- **Study text**

- - - - -

Wednesday, July 2, 2014

Hey, News Writers, EVERYONE Dies of Cardiopulmonary Arrest

A story today about the death of renowned movie director Paul Mazursky caught my eye. Yes, Mazursky was an excellent director (Down and Out in Beverly Hills, Harry and Tonto, and especially that coming-of-adult-age classic Bob & Carol & Ted & Alice). But what caught my eye was this sentence, in the beginning of the article.

"The filmmaker died of pulmonary cardiac arrest Monday at Cedars-Sinai Medical Center in Los Angeles," said Mazursky's spokeswoman Nancy Willen.

I see this all the time, and probably to most laypersons it makes perfect sense, but it annoys the frikkin bejeebers out of me.

Do these journalists not know that absolutely everyone who has ever lived, is living now, and will ever live die from cardiopulmonary arrest?

- - - - -

- **Records from a data collection**
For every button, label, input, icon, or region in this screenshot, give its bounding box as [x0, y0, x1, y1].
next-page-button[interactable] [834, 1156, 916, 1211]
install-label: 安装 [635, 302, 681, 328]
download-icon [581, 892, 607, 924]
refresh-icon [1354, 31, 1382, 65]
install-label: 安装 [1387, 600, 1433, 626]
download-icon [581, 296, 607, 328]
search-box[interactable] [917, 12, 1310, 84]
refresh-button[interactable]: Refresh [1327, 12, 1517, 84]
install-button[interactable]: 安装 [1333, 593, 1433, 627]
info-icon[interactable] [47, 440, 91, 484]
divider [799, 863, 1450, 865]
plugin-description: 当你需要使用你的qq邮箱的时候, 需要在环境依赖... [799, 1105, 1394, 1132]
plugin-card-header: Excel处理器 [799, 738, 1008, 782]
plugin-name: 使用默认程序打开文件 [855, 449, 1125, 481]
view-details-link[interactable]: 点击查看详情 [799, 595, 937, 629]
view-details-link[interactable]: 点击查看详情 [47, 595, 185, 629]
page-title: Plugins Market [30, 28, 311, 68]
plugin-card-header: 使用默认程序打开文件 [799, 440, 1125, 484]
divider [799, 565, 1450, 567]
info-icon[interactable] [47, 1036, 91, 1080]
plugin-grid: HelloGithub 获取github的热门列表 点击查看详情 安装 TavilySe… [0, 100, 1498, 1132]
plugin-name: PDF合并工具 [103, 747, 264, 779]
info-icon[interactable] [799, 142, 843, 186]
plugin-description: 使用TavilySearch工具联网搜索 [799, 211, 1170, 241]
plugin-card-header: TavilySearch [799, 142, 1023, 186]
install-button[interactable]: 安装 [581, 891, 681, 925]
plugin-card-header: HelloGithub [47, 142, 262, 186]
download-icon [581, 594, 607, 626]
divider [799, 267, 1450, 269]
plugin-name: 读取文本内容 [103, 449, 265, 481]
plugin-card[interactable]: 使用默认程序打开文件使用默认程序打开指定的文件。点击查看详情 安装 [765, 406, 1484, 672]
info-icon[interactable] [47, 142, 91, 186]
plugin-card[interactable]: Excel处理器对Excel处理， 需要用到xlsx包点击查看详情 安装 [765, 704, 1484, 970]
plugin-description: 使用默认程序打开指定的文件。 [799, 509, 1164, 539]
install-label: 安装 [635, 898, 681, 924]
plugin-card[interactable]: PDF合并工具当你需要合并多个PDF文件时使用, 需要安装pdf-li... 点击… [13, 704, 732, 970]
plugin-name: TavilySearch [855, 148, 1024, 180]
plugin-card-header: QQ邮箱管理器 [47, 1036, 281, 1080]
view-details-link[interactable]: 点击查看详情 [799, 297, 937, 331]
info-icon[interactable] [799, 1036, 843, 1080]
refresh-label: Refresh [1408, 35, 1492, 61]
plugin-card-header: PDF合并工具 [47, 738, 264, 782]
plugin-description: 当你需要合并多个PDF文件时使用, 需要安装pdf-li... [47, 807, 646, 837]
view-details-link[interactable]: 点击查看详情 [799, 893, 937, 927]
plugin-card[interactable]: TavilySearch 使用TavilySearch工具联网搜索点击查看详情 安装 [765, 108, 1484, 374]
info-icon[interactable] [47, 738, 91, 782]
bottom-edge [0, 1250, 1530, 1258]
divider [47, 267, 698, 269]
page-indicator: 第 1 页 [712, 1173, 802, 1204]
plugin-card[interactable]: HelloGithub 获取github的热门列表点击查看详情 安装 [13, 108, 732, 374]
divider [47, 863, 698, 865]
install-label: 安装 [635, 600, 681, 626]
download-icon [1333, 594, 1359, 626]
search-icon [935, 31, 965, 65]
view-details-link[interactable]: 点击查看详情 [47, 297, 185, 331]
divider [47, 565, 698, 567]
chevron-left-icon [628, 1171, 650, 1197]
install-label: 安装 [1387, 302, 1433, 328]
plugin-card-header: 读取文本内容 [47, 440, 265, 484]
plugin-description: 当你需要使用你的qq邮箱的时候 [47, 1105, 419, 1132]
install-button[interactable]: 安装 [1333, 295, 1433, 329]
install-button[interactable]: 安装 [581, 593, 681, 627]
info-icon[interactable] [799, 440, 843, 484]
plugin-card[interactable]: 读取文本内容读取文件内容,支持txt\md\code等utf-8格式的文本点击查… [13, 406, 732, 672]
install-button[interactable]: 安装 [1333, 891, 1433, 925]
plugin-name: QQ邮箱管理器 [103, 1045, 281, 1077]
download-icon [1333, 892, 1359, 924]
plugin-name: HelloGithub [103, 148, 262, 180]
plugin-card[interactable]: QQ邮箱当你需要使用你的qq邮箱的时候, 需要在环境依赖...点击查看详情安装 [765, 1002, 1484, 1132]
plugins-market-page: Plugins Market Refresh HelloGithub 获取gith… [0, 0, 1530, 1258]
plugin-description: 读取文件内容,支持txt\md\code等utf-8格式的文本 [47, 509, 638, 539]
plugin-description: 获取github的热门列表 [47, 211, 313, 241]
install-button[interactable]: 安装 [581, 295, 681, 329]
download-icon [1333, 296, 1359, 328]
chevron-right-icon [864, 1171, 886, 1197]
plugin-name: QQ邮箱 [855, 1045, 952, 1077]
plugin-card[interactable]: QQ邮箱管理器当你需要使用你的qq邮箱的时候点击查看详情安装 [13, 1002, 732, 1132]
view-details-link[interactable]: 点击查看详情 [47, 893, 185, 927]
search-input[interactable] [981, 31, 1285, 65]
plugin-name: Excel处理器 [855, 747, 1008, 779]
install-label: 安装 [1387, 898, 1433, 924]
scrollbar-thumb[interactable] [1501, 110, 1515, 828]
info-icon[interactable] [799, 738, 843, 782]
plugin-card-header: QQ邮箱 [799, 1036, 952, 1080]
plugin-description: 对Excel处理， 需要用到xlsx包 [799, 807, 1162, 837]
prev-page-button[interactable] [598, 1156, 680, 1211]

- - - - -

- **Problem 1**
Answer these questions from the blog post about Paul Mazursky's death.
(a) Who is quoted giving the cause of death?
(b) At which medical center did Mazursky die?
(c) Which film does the writer call a coming-of-adult-age classic?
- **Problem 2**
Decide whether each statement agrees with the blog post about Paul Mazursky's death, and back each answer with the deciding words from the blog post.
(a) The post is dated in July 2014.
(b) According to the quoted statement, Mazursky died on a Sunday.
(c) The sentence that caught the writer's eye came near the end of the article.
- **Problem 3**
Quote the blog post about Paul Mazursky's death word for word, from "A story today about" through "spokeswoman Nancy Willen.", inclusive.

- **Written answer 1**
(a) Nancy Willen, Mazursky's spokeswoman
(b) Cedars-Sinai Medical Center in Los Angeles
(c) Bob & Carol & Ted & Alice

- **Written answer 2**
(a) Yes: "Wednesday, July 2, 2014"
(b) No: "The filmmaker died of pulmonary cardiac arrest Monday"
(c) No: "in the beginning of the article"

- **Written answer 3**
A story today about the death of renowned movie director Paul Mazursky caught my eye. Yes, Mazursky was an excellent director (Down and Out in Beverly Hills, Harry and Tonto, and especially that coming-of-adult-age classic Bob & Carol & Ted & Alice). But what caught my eye was this sentence, in the beginning of the article.

"The filmmaker died of pulmonary cardiac arrest Monday at Cedars-Sinai Medical Center in Los Angeles," said Mazursky's spokeswoman Nancy Willen.